Given instruction: Give the number of lines in the records below that include "Cumulative". Reply with that number alone.

Data rows:
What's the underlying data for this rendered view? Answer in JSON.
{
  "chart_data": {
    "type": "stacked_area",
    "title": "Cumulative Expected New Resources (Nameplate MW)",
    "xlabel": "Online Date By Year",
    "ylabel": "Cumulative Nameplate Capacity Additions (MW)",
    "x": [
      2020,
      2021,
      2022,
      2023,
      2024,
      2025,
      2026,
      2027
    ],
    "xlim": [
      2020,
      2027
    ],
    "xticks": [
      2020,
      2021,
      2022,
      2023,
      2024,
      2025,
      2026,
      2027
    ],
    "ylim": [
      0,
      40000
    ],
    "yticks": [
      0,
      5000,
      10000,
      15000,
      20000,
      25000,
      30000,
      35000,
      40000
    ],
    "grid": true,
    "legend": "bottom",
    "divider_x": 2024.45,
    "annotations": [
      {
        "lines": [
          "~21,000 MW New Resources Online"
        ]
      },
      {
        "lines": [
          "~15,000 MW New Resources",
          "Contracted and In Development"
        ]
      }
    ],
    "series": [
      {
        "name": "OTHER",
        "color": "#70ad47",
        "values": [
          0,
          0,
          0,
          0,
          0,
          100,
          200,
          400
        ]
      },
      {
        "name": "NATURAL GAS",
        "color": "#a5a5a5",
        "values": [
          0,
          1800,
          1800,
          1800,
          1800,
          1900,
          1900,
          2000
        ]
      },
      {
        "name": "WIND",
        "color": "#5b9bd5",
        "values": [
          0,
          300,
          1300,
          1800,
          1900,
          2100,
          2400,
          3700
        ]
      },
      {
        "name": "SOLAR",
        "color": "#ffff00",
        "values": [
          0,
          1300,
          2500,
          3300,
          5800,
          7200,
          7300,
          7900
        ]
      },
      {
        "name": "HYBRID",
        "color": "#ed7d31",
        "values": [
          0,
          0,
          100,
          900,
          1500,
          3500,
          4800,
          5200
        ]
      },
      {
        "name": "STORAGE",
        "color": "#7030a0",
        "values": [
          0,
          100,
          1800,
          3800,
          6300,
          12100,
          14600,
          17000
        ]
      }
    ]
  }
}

Full response: 2